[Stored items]
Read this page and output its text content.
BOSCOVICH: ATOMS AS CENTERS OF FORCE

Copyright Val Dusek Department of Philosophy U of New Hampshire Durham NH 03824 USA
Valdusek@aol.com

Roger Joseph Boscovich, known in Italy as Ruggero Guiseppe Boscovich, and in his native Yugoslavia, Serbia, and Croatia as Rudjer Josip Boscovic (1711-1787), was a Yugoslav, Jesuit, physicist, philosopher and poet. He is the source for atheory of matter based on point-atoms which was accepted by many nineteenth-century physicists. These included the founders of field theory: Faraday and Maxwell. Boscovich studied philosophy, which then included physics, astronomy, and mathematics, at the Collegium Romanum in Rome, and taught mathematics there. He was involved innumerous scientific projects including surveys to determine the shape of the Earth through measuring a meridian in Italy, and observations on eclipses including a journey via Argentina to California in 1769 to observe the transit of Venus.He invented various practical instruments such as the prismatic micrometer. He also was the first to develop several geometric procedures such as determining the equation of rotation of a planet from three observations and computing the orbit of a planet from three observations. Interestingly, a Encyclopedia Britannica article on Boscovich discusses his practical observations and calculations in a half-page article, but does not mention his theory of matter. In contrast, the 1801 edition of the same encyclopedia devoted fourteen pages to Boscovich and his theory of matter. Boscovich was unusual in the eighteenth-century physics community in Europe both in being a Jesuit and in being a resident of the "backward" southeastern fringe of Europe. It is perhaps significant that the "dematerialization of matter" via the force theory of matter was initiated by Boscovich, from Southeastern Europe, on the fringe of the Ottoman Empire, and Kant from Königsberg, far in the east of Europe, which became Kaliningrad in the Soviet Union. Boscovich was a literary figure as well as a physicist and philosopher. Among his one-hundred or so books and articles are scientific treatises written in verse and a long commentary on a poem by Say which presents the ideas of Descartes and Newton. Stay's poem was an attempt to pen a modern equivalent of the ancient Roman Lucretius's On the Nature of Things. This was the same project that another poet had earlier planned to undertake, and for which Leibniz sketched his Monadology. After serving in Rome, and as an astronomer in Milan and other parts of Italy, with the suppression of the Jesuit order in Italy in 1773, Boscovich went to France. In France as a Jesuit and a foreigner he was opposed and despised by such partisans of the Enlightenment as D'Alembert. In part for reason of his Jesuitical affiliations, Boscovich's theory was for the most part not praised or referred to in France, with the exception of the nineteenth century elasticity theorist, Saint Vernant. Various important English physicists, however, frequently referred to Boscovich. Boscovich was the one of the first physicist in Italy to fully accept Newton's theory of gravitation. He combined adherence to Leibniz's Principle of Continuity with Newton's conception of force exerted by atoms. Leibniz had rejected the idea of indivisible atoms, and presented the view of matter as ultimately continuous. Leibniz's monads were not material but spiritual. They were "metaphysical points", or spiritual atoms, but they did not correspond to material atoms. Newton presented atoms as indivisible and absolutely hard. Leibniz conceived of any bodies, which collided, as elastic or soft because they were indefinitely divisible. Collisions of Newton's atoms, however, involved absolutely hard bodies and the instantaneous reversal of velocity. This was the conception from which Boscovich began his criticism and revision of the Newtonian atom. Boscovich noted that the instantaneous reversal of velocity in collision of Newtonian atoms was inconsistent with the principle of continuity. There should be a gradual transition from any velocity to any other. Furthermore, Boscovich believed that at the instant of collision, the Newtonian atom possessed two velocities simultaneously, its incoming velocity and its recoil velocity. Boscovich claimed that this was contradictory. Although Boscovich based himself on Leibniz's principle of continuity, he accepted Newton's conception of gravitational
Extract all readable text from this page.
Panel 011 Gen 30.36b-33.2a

# Exercise prompt
From the line containing "Extract all readable text from this page." to the last line of the material, please quote every line exactly and only those.

# Exercise result
Extract all readable text from this page.
Panel 011 Gen 30.36b-33.2a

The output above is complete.